Can you retype every record below exactly as written?

==== Entries supplied ====

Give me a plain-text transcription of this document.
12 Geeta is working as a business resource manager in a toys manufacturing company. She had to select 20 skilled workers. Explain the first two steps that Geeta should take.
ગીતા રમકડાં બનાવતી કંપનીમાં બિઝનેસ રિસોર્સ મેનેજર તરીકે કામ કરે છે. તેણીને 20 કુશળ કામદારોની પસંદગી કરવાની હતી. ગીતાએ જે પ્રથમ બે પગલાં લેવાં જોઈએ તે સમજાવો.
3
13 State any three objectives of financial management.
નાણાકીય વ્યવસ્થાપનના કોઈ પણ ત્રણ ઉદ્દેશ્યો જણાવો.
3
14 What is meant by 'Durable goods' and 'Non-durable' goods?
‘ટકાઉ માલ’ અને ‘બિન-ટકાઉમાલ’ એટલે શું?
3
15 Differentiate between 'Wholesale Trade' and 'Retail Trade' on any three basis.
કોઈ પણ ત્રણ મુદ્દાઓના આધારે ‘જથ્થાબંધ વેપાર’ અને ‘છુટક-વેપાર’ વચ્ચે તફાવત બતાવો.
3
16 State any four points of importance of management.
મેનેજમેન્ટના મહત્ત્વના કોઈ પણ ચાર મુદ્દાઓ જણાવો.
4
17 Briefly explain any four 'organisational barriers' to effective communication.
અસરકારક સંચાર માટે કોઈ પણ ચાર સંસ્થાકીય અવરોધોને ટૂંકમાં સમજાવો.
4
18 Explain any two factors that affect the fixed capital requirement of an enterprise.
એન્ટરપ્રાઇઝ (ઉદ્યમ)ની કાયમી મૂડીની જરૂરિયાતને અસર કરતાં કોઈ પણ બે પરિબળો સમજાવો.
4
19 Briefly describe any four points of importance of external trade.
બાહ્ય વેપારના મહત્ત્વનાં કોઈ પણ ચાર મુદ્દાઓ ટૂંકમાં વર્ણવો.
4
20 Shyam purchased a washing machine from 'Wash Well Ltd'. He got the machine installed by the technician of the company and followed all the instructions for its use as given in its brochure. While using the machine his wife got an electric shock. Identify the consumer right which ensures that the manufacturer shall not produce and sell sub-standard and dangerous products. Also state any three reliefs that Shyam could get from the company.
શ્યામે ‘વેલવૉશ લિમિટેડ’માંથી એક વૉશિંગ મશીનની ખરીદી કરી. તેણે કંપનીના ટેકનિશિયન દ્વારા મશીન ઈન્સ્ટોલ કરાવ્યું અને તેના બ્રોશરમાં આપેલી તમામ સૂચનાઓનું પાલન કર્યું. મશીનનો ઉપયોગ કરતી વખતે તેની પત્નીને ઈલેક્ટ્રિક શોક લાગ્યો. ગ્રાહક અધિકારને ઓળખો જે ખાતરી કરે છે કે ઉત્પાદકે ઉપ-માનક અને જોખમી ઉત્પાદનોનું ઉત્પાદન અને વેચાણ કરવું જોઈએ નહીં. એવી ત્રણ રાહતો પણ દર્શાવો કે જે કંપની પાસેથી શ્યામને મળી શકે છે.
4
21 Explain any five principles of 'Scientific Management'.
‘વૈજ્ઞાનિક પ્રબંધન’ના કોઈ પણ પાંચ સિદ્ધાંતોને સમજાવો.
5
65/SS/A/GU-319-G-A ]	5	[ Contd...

====

> **Exercise solution**
Give me a plain-text transcription of this document.
12 Geeta is working as a business resource manager in a toys manufacturing company. She had to select 20 skilled workers. Explain the first two steps that Geeta should take.
ગીતા રમકડાં બનાવતી કંપનીમાં બિઝનેસ રિસોર્સ મેનેજર તરીકે કામ કરે છે. તેણીને 20 કુશળ કામદારોની પસંદગી કરવાની હતી. ગીતાએ જે પ્રથમ બે પગલાં લેવાં જોઈએ તે સમજાવો.
3
13 State any three objectives of financial management.
નાણાકીય વ્યવસ્થાપનના કોઈ પણ ત્રણ ઉદ્દેશ્યો જણાવો.
3
14 What is meant by 'Durable goods' and 'Non-durable' goods?
‘ટકાઉ માલ’ અને ‘બિન-ટકાઉમાલ’ એટલે શું?
3
15 Differentiate between 'Wholesale Trade' and 'Retail Trade' on any three basis.
કોઈ પણ ત્રણ મુદ્દાઓના આધારે ‘જથ્થાબંધ વેપાર’ અને ‘છુટક-વેપાર’ વચ્ચે તફાવત બતાવો.
3
16 State any four points of importance of management.
મેનેજમેન્ટના મહત્ત્વના કોઈ પણ ચાર મુદ્દાઓ જણાવો.
4
17 Briefly explain any four 'organisational barriers' to effective communication.
અસરકારક સંચાર માટે કોઈ પણ ચાર સંસ્થાકીય અવરોધોને ટૂંકમાં સમજાવો.
4
18 Explain any two factors that affect the fixed capital requirement of an enterprise.
એન્ટરપ્રાઇઝ (ઉદ્યમ)ની કાયમી મૂડીની જરૂરિયાતને અસર કરતાં કોઈ પણ બે પરિબળો સમજાવો.
4
19 Briefly describe any four points of importance of external trade.
બાહ્ય વેપારના મહત્ત્વનાં કોઈ પણ ચાર મુદ્દાઓ ટૂંકમાં વર્ણવો.
4
20 Shyam purchased a washing machine from 'Wash Well Ltd'. He got the machine installed by the technician of the company and followed all the instructions for its use as given in its brochure. While using the machine his wife got an electric shock. Identify the consumer right which ensures that the manufacturer shall not produce and sell sub-standard and dangerous products. Also state any three reliefs that Shyam could get from the company.
શ્યામે ‘વેલવૉશ લિમિટેડ’માંથી એક વૉશિંગ મશીનની ખરીદી કરી. તેણે કંપનીના ટેકનિશિયન દ્વારા મશીન ઈન્સ્ટોલ કરાવ્યું અને તેના બ્રોશરમાં આપેલી તમામ સૂચનાઓનું પાલન કર્યું. મશીનનો ઉપયોગ કરતી વખતે તેની પત્નીને ઈલેક્ટ્રિક શોક લાગ્યો. ગ્રાહક અધિકારને ઓળખો જે ખાતરી કરે છે કે ઉત્પાદકે ઉપ-માનક અને જોખમી ઉત્પાદનોનું ઉત્પાદન અને વેચાણ કરવું જોઈએ નહીં. એવી ત્રણ રાહતો પણ દર્શાવો કે જે કંપની પાસેથી શ્યામને મળી શકે છે.
4
21 Explain any five principles of 'Scientific Management'.
‘વૈજ્ઞાનિક પ્રબંધન’ના કોઈ પણ પાંચ સિદ્ધાંતોને સમજાવો.
5
65/SS/A/GU-319-G-A ]	5	[ Contd...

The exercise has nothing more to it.